PROBLEM STATEMENT:
Write each line out exactly, leaving none out.

[Begin LISTED RECORDS]

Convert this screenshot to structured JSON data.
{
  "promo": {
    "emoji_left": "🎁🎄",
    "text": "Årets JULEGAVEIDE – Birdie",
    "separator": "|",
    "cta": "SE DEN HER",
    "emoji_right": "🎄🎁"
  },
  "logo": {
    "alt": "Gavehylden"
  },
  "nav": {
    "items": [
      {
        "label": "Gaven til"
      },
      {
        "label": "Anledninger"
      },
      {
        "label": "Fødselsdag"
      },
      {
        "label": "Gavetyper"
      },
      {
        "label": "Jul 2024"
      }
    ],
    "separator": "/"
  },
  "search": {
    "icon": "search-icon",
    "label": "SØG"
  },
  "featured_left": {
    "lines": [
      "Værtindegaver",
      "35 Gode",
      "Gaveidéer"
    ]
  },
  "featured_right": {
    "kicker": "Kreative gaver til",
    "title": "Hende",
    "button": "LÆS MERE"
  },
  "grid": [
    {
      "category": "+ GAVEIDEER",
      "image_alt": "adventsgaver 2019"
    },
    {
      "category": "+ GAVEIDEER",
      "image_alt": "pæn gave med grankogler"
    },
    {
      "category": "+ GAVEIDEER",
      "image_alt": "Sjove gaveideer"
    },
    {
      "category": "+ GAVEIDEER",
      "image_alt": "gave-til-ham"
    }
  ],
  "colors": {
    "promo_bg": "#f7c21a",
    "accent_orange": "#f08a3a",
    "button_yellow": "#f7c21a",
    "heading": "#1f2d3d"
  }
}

[End LISTED RECORDS]

TASK SOLUTION:
Convert this screenshot to structured JSON data.
{
  "promo": {
    "emoji_left": "🎁🎄",
    "text": "Årets JULEGAVEIDE – Birdie",
    "separator": "|",
    "cta": "SE DEN HER",
    "emoji_right": "🎄🎁"
  },
  "logo": {
    "alt": "Gavehylden"
  },
  "nav": {
    "items": [
      {
        "label": "Gaven til"
      },
      {
        "label": "Anledninger"
      },
      {
        "label": "Fødselsdag"
      },
      {
        "label": "Gavetyper"
      },
      {
        "label": "Jul 2024"
      }
    ],
    "separator": "/"
  },
  "search": {
    "icon": "search-icon",
    "label": "SØG"
  },
  "featured_left": {
    "lines": [
      "Værtindegaver",
      "35 Gode",
      "Gaveidéer"
    ]
  },
  "featured_right": {
    "kicker": "Kreative gaver til",
    "title": "Hende",
    "button": "LÆS MERE"
  },
  "grid": [
    {
      "category": "+ GAVEIDEER",
      "image_alt": "adventsgaver 2019"
    },
    {
      "category": "+ GAVEIDEER",
      "image_alt": "pæn gave med grankogler"
    },
    {
      "category": "+ GAVEIDEER",
      "image_alt": "Sjove gaveideer"
    },
    {
      "category": "+ GAVEIDEER",
      "image_alt": "gave-til-ham"
    }
  ],
  "colors": {
    "promo_bg": "#f7c21a",
    "accent_orange": "#f08a3a",
    "button_yellow": "#f7c21a",
    "heading": "#1f2d3d"
  }
}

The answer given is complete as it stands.